>> Start Records provided

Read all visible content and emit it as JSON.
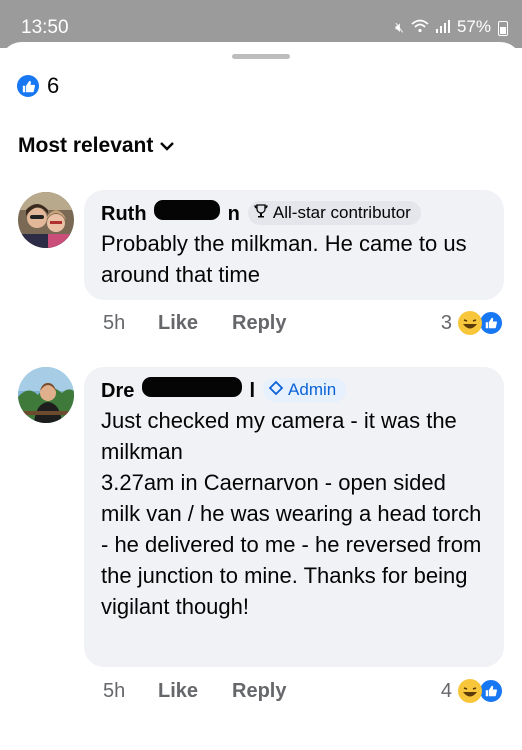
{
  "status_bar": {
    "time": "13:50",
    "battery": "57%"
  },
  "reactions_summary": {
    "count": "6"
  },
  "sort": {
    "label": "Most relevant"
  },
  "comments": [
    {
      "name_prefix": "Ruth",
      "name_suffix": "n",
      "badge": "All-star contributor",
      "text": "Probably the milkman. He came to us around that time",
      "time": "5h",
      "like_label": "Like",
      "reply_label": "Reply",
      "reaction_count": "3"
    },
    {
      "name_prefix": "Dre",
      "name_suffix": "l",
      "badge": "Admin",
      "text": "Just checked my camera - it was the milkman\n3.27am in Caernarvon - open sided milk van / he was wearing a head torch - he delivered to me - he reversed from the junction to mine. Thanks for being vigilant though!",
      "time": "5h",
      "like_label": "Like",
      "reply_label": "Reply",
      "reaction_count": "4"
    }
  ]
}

>> End Records provided

# Task requirements:
Restate each of the entries above word for word and skip every image.

# Full answer:
Read all visible content and emit it as JSON.
{
  "status_bar": {
    "time": "13:50",
    "battery": "57%"
  },
  "reactions_summary": {
    "count": "6"
  },
  "sort": {
    "label": "Most relevant"
  },
  "comments": [
    {
      "name_prefix": "Ruth",
      "name_suffix": "n",
      "badge": "All-star contributor",
      "text": "Probably the milkman. He came to us around that time",
      "time": "5h",
      "like_label": "Like",
      "reply_label": "Reply",
      "reaction_count": "3"
    },
    {
      "name_prefix": "Dre",
      "name_suffix": "l",
      "badge": "Admin",
      "text": "Just checked my camera - it was the milkman\n3.27am in Caernarvon - open sided milk van / he was wearing a head torch - he delivered to me - he reversed from the junction to mine. Thanks for being vigilant though!",
      "time": "5h",
      "like_label": "Like",
      "reply_label": "Reply",
      "reaction_count": "4"
    }
  ]
}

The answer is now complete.